* **SOURCE MATERIAL**:
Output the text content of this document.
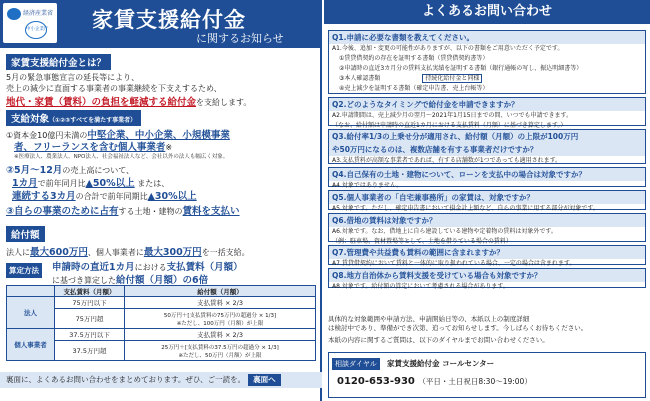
経済産業省
中小企業庁 家賃支援給付金
に関するお知らせ
家賃支援給付金とは？
5月の緊急事態宣言の延長等により、
売上の減少に直面する事業者の事業継続を下支えするため、
地代・家賃（賃料）の負担を軽減する給付金を支給します。
支給対象（①②③すべてを満たす事業者）
①資本金10億円未満の中堅企業、中小企業、小規模事業
者、フリーランスを含む個人事業者※
※医療法人、農業法人、NPO法人、社会福祉法人など、会社以外の法人も幅広く対象。
②5月～12月の売上高について、
1カ月で前年同月比▲50%以上 または、
連続する3カ月の合計で前年同期比▲30%以上
③自らの事業のために占有する土地・建物の賃料を支払い
給付額
法人に最大600万円、個人事業者に最大300万円を一括支給。
算定方法	申請時の直近1カ月における支払賃料（月額）
に基づき算定した給付額（月額）の6倍
	支払賃料（月額）	給付額（月額）
法人	75万円以下	支払賃料 × 2/3
	75万円超	50万円＋[支払賃料の75万円の超過分 × 1/3]
※ただし、100万円（月額）が上限

個人事業者	37.5万円以下	支払賃料 × 2/3
	37.5万円超	25万円＋[支払賃料の37.5万円の超過分 × 1/3]
※ただし、50万円（月額）が上限
裏面に、よくあるお問い合わせをまとめております。ぜひ、ご一読を。 裏面へ
よくあるお問い合わせ
Q1.申請に必要な書類を教えてください。
A1.今後、追加・変更の可能性がありますが、以下の書類をご用意いただく予定です。
①賃貸借契約の存在を証明する書類（賃貸借契約書等）
②申請時の直近3カ月分の賃料支払実績を証明する書類（銀行通帳の写し、振込明細書等）
③本人確認書類	持続化給付金と同様
④売上減少を証明する書類（確定申告書、売上台帳等）
Q2.どのようなタイミングで給付金を申請できますか？
A2.申請期間は、売上減少月の翌月～2021年1月15日までの間、いつでも申請できます。
（なお、給付額は申請時の直近1カ月における支払賃料（月額）に基づき算定します。）
Q3.給付率1/3の上乗せ分が適用され、給付額（月額）の上限が100万円
や50万円になるのは、複数店舗を有する事業者だけですか？
A3.支払賃料が高額な事業者であれば、有する店舗数が1つであっても適用されます。
Q4.自己保有の土地・建物について、ローンを支払中の場合は対象ですか？
A4.対象ではありません。
Q5.個人事業者の「自宅兼事務所」の家賃は、対象ですか？
A5.対象です。ただし、確定申告書において損金計上額など、自らの事業に用する部分が対象です。
Q6.借地の賃料は対象ですか？
A6.対象です。なお、借地上に自ら建設している建物や定着物の賃料は対象外です。
（例：駐車場、資材置場等として、土地を借りている場合の賃料）
Q7.管理費や共益費も賃料の範囲に含まれますか？
A7.賃貸借契約において賃料と一体的に取り扱われている場合、一定の場合は含まれます。
Q8.地方自治体から賃料支援を受けている場合も対象ですか？
A8.対象です。給付額の算定において考慮される場合があります。
具体的な対象範囲や申請方法、申請開始日等の、本紙以上の制度詳細
は検討中であり、準備ができ次第、追ってお知らせします。今しばらくお待ちください。
本紙の内容に関するご質問は、以下のダイヤルまでお問い合わせください。
相談ダイヤル	家賃支援給付金 コールセンター
0120-653-930 （平日・土日祝日8:30～19:00）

* **PROBLEM**: Output the data above without changes, apart from leaving out the pictures.

* **WRITTEN REPLY**:
Output the text content of this document.
経済産業省
中小企業庁 家賃支援給付金
に関するお知らせ
家賃支援給付金とは？
5月の緊急事態宣言の延長等により、
売上の減少に直面する事業者の事業継続を下支えするため、
地代・家賃（賃料）の負担を軽減する給付金を支給します。
支給対象（①②③すべてを満たす事業者）
①資本金10億円未満の中堅企業、中小企業、小規模事業
者、フリーランスを含む個人事業者※
※医療法人、農業法人、NPO法人、社会福祉法人など、会社以外の法人も幅広く対象。
②5月～12月の売上高について、
1カ月で前年同月比▲50%以上 または、
連続する3カ月の合計で前年同期比▲30%以上
③自らの事業のために占有する土地・建物の賃料を支払い
給付額
法人に最大600万円、個人事業者に最大300万円を一括支給。
算定方法	申請時の直近1カ月における支払賃料（月額）
に基づき算定した給付額（月額）の6倍
	支払賃料（月額）	給付額（月額）
法人	75万円以下	支払賃料 × 2/3
	75万円超	50万円＋[支払賃料の75万円の超過分 × 1/3]
※ただし、100万円（月額）が上限

個人事業者	37.5万円以下	支払賃料 × 2/3
	37.5万円超	25万円＋[支払賃料の37.5万円の超過分 × 1/3]
※ただし、50万円（月額）が上限
裏面に、よくあるお問い合わせをまとめております。ぜひ、ご一読を。 裏面へ
よくあるお問い合わせ
Q1.申請に必要な書類を教えてください。
A1.今後、追加・変更の可能性がありますが、以下の書類をご用意いただく予定です。
①賃貸借契約の存在を証明する書類（賃貸借契約書等）
②申請時の直近3カ月分の賃料支払実績を証明する書類（銀行通帳の写し、振込明細書等）
③本人確認書類	持続化給付金と同様
④売上減少を証明する書類（確定申告書、売上台帳等）
Q2.どのようなタイミングで給付金を申請できますか？
A2.申請期間は、売上減少月の翌月～2021年1月15日までの間、いつでも申請できます。
（なお、給付額は申請時の直近1カ月における支払賃料（月額）に基づき算定します。）
Q3.給付率1/3の上乗せ分が適用され、給付額（月額）の上限が100万円
や50万円になるのは、複数店舗を有する事業者だけですか？
A3.支払賃料が高額な事業者であれば、有する店舗数が1つであっても適用されます。
Q4.自己保有の土地・建物について、ローンを支払中の場合は対象ですか？
A4.対象ではありません。
Q5.個人事業者の「自宅兼事務所」の家賃は、対象ですか？
A5.対象です。ただし、確定申告書において損金計上額など、自らの事業に用する部分が対象です。
Q6.借地の賃料は対象ですか？
A6.対象です。なお、借地上に自ら建設している建物や定着物の賃料は対象外です。
（例：駐車場、資材置場等として、土地を借りている場合の賃料）
Q7.管理費や共益費も賃料の範囲に含まれますか？
A7.賃貸借契約において賃料と一体的に取り扱われている場合、一定の場合は含まれます。
Q8.地方自治体から賃料支援を受けている場合も対象ですか？
A8.対象です。給付額の算定において考慮される場合があります。
具体的な対象範囲や申請方法、申請開始日等の、本紙以上の制度詳細
は検討中であり、準備ができ次第、追ってお知らせします。今しばらくお待ちください。
本紙の内容に関するご質問は、以下のダイヤルまでお問い合わせください。
相談ダイヤル	家賃支援給付金 コールセンター
0120-653-930 （平日・土日祝日8:30～19:00）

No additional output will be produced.